_Task statement_.
Return each line of the records holding the string "report".

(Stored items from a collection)

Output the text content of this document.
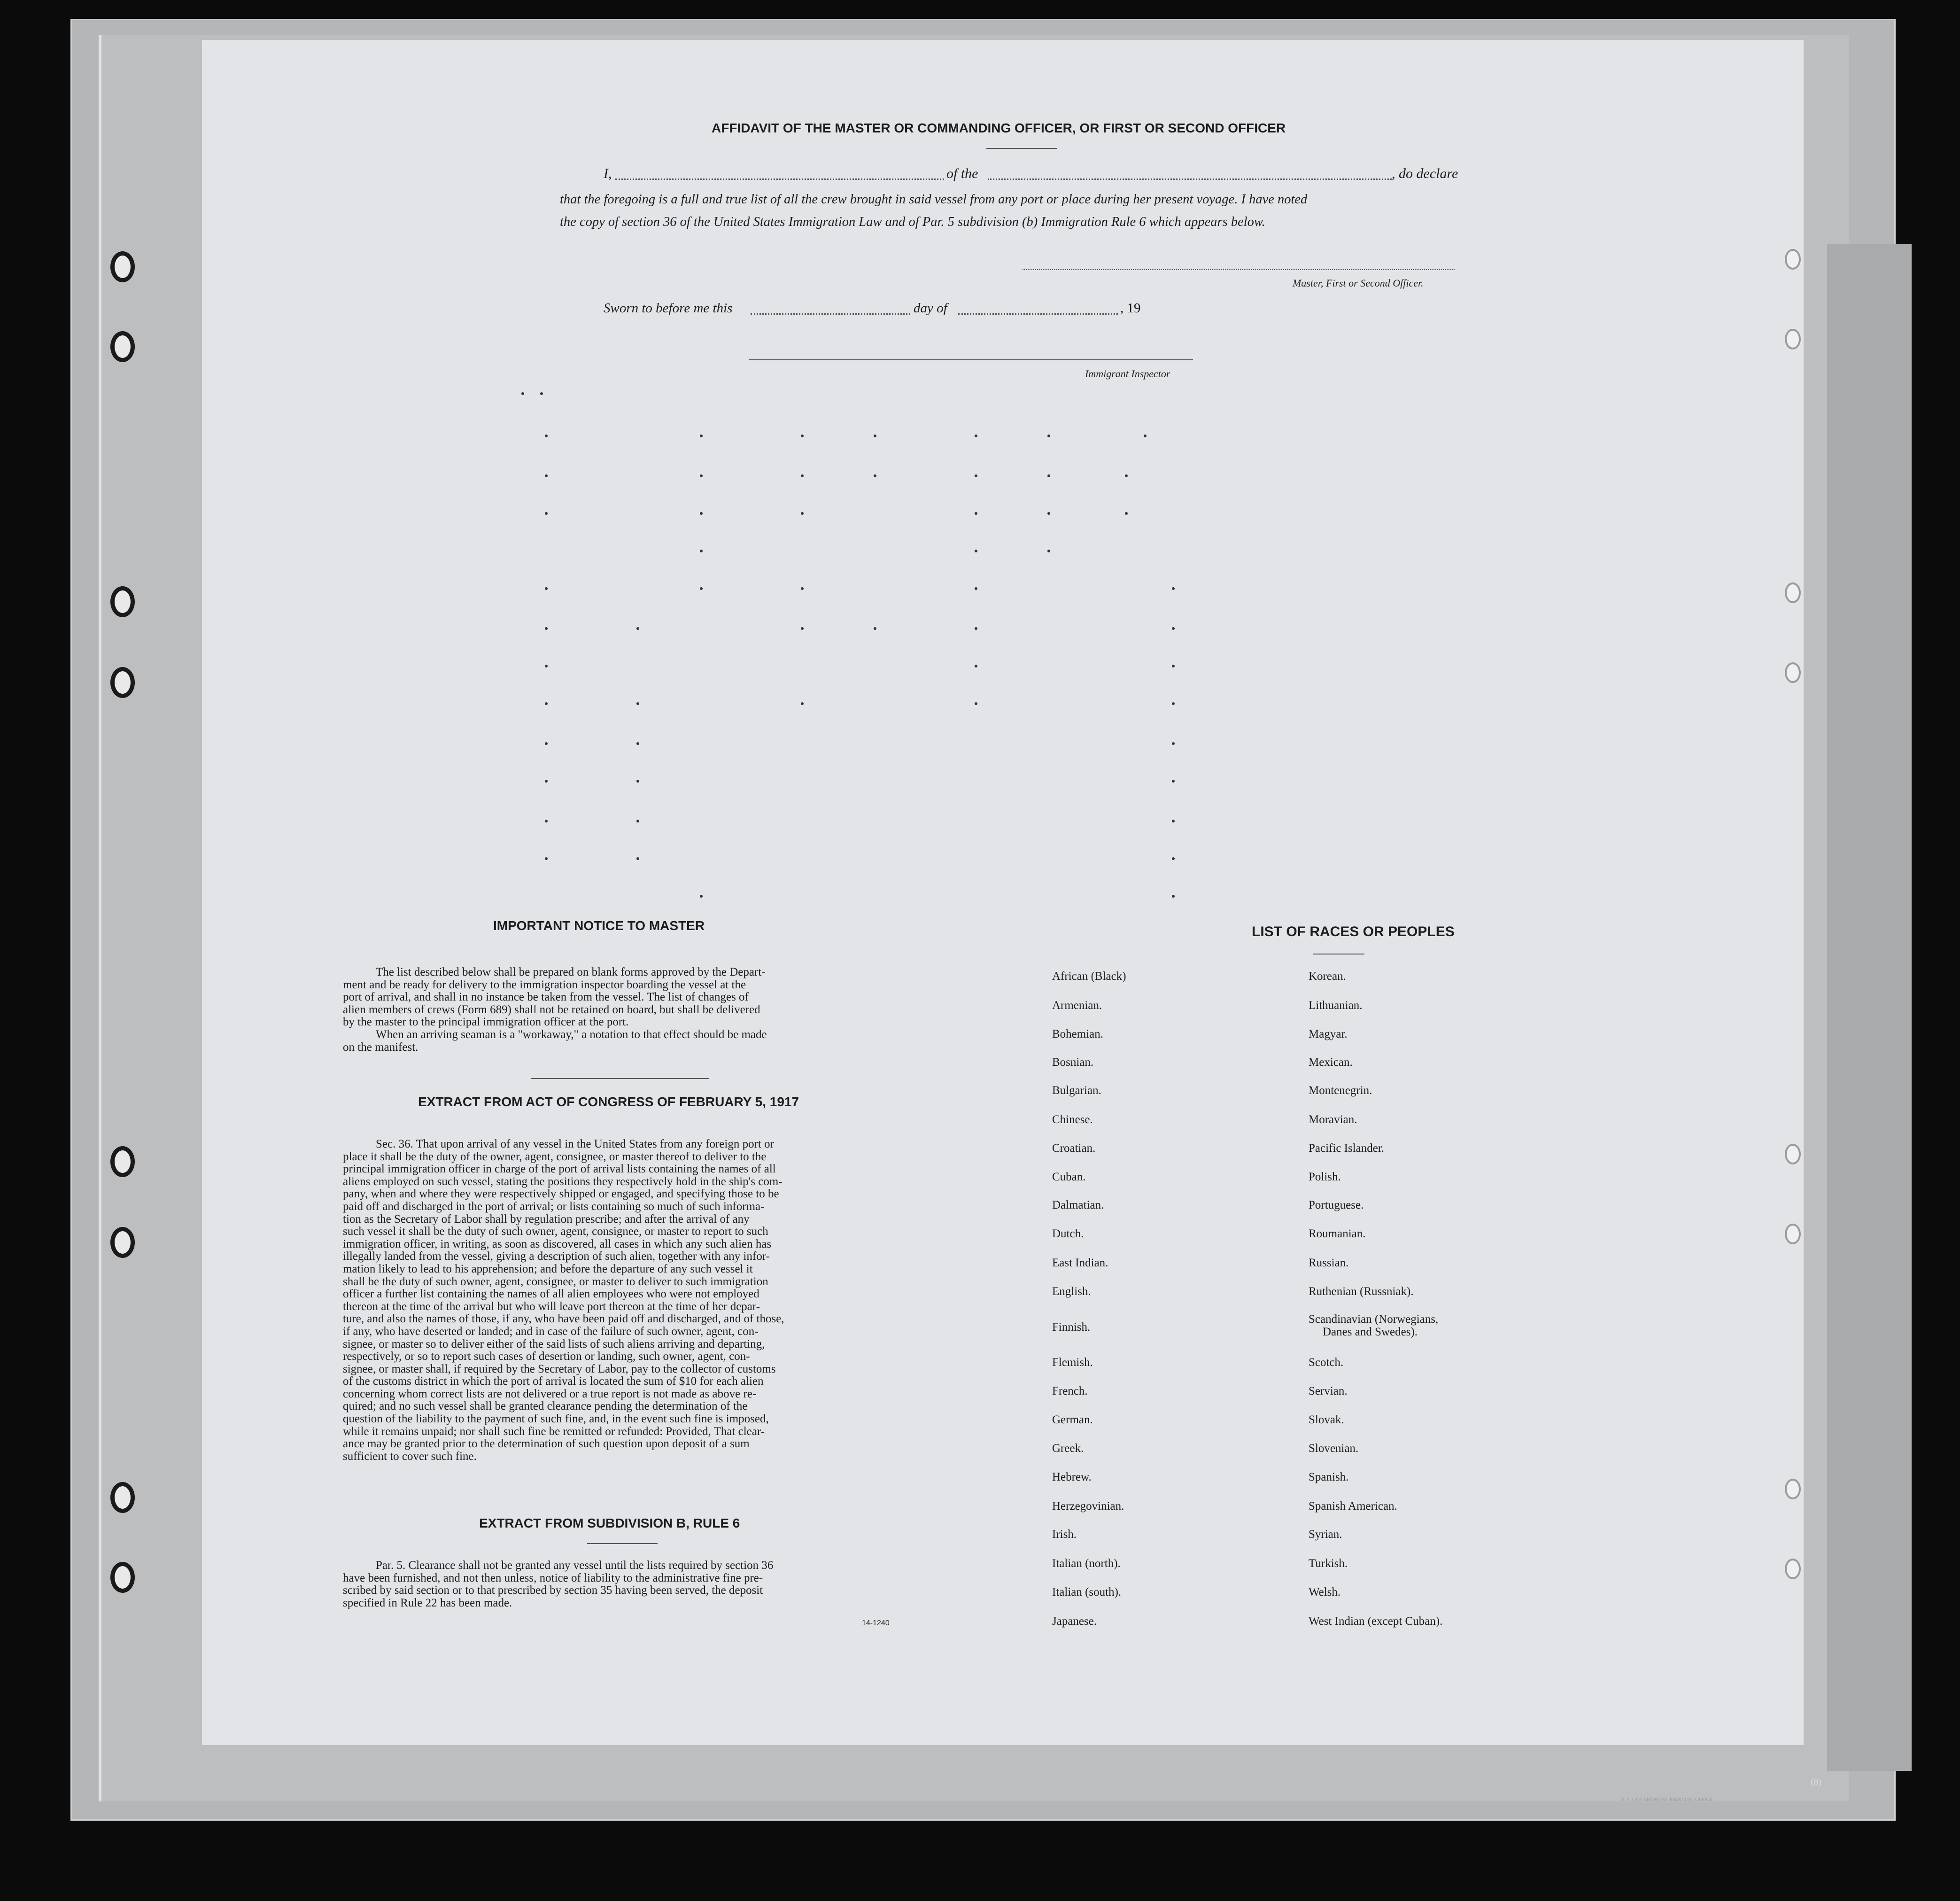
(8)
U. S. GOVERNMENT PRINTING OFFICE
AFFIDAVIT OF THE MASTER OR COMMANDING OFFICER, OR FIRST OR SECOND OFFICER
I,	of the	, do declare
that the foregoing is a full and true list of all the crew brought in said vessel from any port or place during her present voyage. I have noted
the copy of section 36 of the United States Immigration Law and of Par. 5 subdivision (b) Immigration Rule 6 which appears below.
Master, First or Second Officer.
Sworn to before me this	day of	, 19
Immigrant Inspector
IMPORTANT NOTICE TO MASTER
The list described below shall be prepared on blank forms approved by the Depart-
ment and be ready for delivery to the immigration inspector boarding the vessel at the
port of arrival, and shall in no instance be taken from the vessel. The list of changes of
alien members of crews (Form 689) shall not be retained on board, but shall be delivered
by the master to the principal immigration officer at the port.
When an arriving seaman is a "workaway," a notation to that effect should be made
on the manifest.
EXTRACT FROM ACT OF CONGRESS OF FEBRUARY 5, 1917
Sec. 36. That upon arrival of any vessel in the United States from any foreign port or
place it shall be the duty of the owner, agent, consignee, or master thereof to deliver to the
principal immigration officer in charge of the port of arrival lists containing the names of all
aliens employed on such vessel, stating the positions they respectively hold in the ship's com-
pany, when and where they were respectively shipped or engaged, and specifying those to be
paid off and discharged in the port of arrival; or lists containing so much of such informa-
tion as the Secretary of Labor shall by regulation prescribe; and after the arrival of any
such vessel it shall be the duty of such owner, agent, consignee, or master to report to such
immigration officer, in writing, as soon as discovered, all cases in which any such alien has
illegally landed from the vessel, giving a description of such alien, together with any infor-
mation likely to lead to his apprehension; and before the departure of any such vessel it
shall be the duty of such owner, agent, consignee, or master to deliver to such immigration
officer a further list containing the names of all alien employees who were not employed
thereon at the time of the arrival but who will leave port thereon at the time of her depar-
ture, and also the names of those, if any, who have been paid off and discharged, and of those,
if any, who have deserted or landed; and in case of the failure of such owner, agent, con-
signee, or master so to deliver either of the said lists of such aliens arriving and departing,
respectively, or so to report such cases of desertion or landing, such owner, agent, con-
signee, or master shall, if required by the Secretary of Labor, pay to the collector of customs
of the customs district in which the port of arrival is located the sum of $10 for each alien
concerning whom correct lists are not delivered or a true report is not made as above re-
quired; and no such vessel shall be granted clearance pending the determination of the
question of the liability to the payment of such fine, and, in the event such fine is imposed,
while it remains unpaid; nor shall such fine be remitted or refunded: Provided, That clear-
ance may be granted prior to the determination of such question upon deposit of a sum
sufficient to cover such fine.
EXTRACT FROM SUBDIVISION B, RULE 6
Par. 5. Clearance shall not be granted any vessel until the lists required by section 36
have been furnished, and not then unless, notice of liability to the administrative fine pre-
scribed by said section or to that prescribed by section 35 having been served, the deposit
specified in Rule 22 has been made.
14-1240
LIST OF RACES OR PEOPLES
African (Black)
Armenian.
Bohemian.
Bosnian.
Bulgarian.
Chinese.
Croatian.
Cuban.
Dalmatian.
Dutch.
East Indian.
English.
Finnish.
Flemish.
French.
German.
Greek.
Hebrew.
Herzegovinian.
Irish.
Italian (north).
Italian (south).
Japanese.
Korean.
Lithuanian.
Magyar.
Mexican.
Montenegrin.
Moravian.
Pacific Islander.
Polish.
Portuguese.
Roumanian.
Russian.
Ruthenian (Russniak).
Scandinavian (Norwegians,
Danes and Swedes).
Scotch.
Servian.
Slovak.
Slovenian.
Spanish.
Spanish American.
Syrian.
Turkish.
Welsh.
West Indian (except Cuban).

_Task output_.
such vessel it shall be the duty of such owner, agent, consignee, or master to report to such
respectively, or so to report such cases of desertion or landing, such owner, agent, con-
concerning whom correct lists are not delivered or a true report is not made as above re-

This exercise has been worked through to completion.